▶ [Given problem] Give a verbatim quotation of every record.

▶ [Dataset entries]
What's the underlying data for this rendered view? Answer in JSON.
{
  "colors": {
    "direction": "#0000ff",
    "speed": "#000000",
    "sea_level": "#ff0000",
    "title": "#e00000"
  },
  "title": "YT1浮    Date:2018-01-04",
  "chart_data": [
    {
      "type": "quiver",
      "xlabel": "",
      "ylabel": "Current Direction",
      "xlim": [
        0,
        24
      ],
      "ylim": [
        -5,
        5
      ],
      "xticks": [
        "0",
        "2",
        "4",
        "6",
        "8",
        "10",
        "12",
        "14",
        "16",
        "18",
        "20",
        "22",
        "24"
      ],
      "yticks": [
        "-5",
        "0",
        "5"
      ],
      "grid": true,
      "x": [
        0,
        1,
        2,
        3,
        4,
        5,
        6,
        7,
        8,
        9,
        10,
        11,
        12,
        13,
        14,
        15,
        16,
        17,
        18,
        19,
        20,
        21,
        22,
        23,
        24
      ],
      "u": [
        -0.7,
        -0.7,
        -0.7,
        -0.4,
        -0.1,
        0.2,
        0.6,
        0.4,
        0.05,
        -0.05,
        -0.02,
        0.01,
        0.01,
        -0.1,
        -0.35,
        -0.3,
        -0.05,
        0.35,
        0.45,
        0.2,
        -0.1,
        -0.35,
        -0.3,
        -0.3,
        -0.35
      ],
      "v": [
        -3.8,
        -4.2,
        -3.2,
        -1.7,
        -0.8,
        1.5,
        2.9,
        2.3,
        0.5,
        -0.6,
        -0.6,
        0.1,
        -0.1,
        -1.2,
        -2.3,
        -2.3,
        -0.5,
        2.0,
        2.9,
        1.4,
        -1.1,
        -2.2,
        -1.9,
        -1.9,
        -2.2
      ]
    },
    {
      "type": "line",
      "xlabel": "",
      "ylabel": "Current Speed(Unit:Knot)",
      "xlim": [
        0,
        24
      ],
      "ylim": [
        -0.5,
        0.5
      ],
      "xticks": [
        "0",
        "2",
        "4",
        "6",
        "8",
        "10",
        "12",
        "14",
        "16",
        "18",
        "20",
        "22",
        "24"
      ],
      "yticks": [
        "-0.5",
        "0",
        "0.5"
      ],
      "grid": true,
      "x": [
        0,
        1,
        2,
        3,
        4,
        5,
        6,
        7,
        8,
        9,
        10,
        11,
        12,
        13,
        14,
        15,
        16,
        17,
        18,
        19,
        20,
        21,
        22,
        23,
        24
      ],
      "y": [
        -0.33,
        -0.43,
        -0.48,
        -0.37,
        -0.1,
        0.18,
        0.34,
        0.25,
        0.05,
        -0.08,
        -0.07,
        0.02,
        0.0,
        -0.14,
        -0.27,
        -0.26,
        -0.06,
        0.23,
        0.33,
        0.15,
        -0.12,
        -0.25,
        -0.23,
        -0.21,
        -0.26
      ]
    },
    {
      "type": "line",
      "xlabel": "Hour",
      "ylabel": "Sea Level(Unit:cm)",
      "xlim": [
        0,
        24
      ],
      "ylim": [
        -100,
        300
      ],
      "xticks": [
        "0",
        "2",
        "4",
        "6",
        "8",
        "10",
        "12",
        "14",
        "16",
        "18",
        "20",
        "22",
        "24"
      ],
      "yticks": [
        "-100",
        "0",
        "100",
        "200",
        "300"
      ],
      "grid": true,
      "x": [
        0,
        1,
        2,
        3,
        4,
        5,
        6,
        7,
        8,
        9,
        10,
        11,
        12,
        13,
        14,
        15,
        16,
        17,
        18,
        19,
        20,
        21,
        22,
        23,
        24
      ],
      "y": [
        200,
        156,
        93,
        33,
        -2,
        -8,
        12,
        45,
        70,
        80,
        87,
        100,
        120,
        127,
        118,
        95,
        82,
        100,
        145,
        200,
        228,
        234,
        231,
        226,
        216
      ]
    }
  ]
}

▶ [Answer for this exercise]
What's the underlying data for this rendered view? Answer in JSON.
{
  "colors": {
    "direction": "#0000ff",
    "speed": "#000000",
    "sea_level": "#ff0000",
    "title": "#e00000"
  },
  "title": "YT1浮    Date:2018-01-04",
  "chart_data": [
    {
      "type": "quiver",
      "xlabel": "",
      "ylabel": "Current Direction",
      "xlim": [
        0,
        24
      ],
      "ylim": [
        -5,
        5
      ],
      "xticks": [
        "0",
        "2",
        "4",
        "6",
        "8",
        "10",
        "12",
        "14",
        "16",
        "18",
        "20",
        "22",
        "24"
      ],
      "yticks": [
        "-5",
        "0",
        "5"
      ],
      "grid": true,
      "x": [
        0,
        1,
        2,
        3,
        4,
        5,
        6,
        7,
        8,
        9,
        10,
        11,
        12,
        13,
        14,
        15,
        16,
        17,
        18,
        19,
        20,
        21,
        22,
        23,
        24
      ],
      "u": [
        -0.7,
        -0.7,
        -0.7,
        -0.4,
        -0.1,
        0.2,
        0.6,
        0.4,
        0.05,
        -0.05,
        -0.02,
        0.01,
        0.01,
        -0.1,
        -0.35,
        -0.3,
        -0.05,
        0.35,
        0.45,
        0.2,
        -0.1,
        -0.35,
        -0.3,
        -0.3,
        -0.35
      ],
      "v": [
        -3.8,
        -4.2,
        -3.2,
        -1.7,
        -0.8,
        1.5,
        2.9,
        2.3,
        0.5,
        -0.6,
        -0.6,
        0.1,
        -0.1,
        -1.2,
        -2.3,
        -2.3,
        -0.5,
        2.0,
        2.9,
        1.4,
        -1.1,
        -2.2,
        -1.9,
        -1.9,
        -2.2
      ]
    },
    {
      "type": "line",
      "xlabel": "",
      "ylabel": "Current Speed(Unit:Knot)",
      "xlim": [
        0,
        24
      ],
      "ylim": [
        -0.5,
        0.5
      ],
      "xticks": [
        "0",
        "2",
        "4",
        "6",
        "8",
        "10",
        "12",
        "14",
        "16",
        "18",
        "20",
        "22",
        "24"
      ],
      "yticks": [
        "-0.5",
        "0",
        "0.5"
      ],
      "grid": true,
      "x": [
        0,
        1,
        2,
        3,
        4,
        5,
        6,
        7,
        8,
        9,
        10,
        11,
        12,
        13,
        14,
        15,
        16,
        17,
        18,
        19,
        20,
        21,
        22,
        23,
        24
      ],
      "y": [
        -0.33,
        -0.43,
        -0.48,
        -0.37,
        -0.1,
        0.18,
        0.34,
        0.25,
        0.05,
        -0.08,
        -0.07,
        0.02,
        0.0,
        -0.14,
        -0.27,
        -0.26,
        -0.06,
        0.23,
        0.33,
        0.15,
        -0.12,
        -0.25,
        -0.23,
        -0.21,
        -0.26
      ]
    },
    {
      "type": "line",
      "xlabel": "Hour",
      "ylabel": "Sea Level(Unit:cm)",
      "xlim": [
        0,
        24
      ],
      "ylim": [
        -100,
        300
      ],
      "xticks": [
        "0",
        "2",
        "4",
        "6",
        "8",
        "10",
        "12",
        "14",
        "16",
        "18",
        "20",
        "22",
        "24"
      ],
      "yticks": [
        "-100",
        "0",
        "100",
        "200",
        "300"
      ],
      "grid": true,
      "x": [
        0,
        1,
        2,
        3,
        4,
        5,
        6,
        7,
        8,
        9,
        10,
        11,
        12,
        13,
        14,
        15,
        16,
        17,
        18,
        19,
        20,
        21,
        22,
        23,
        24
      ],
      "y": [
        200,
        156,
        93,
        33,
        -2,
        -8,
        12,
        45,
        70,
        80,
        87,
        100,
        120,
        127,
        118,
        95,
        82,
        100,
        145,
        200,
        228,
        234,
        231,
        226,
        216
      ]
    }
  ]
}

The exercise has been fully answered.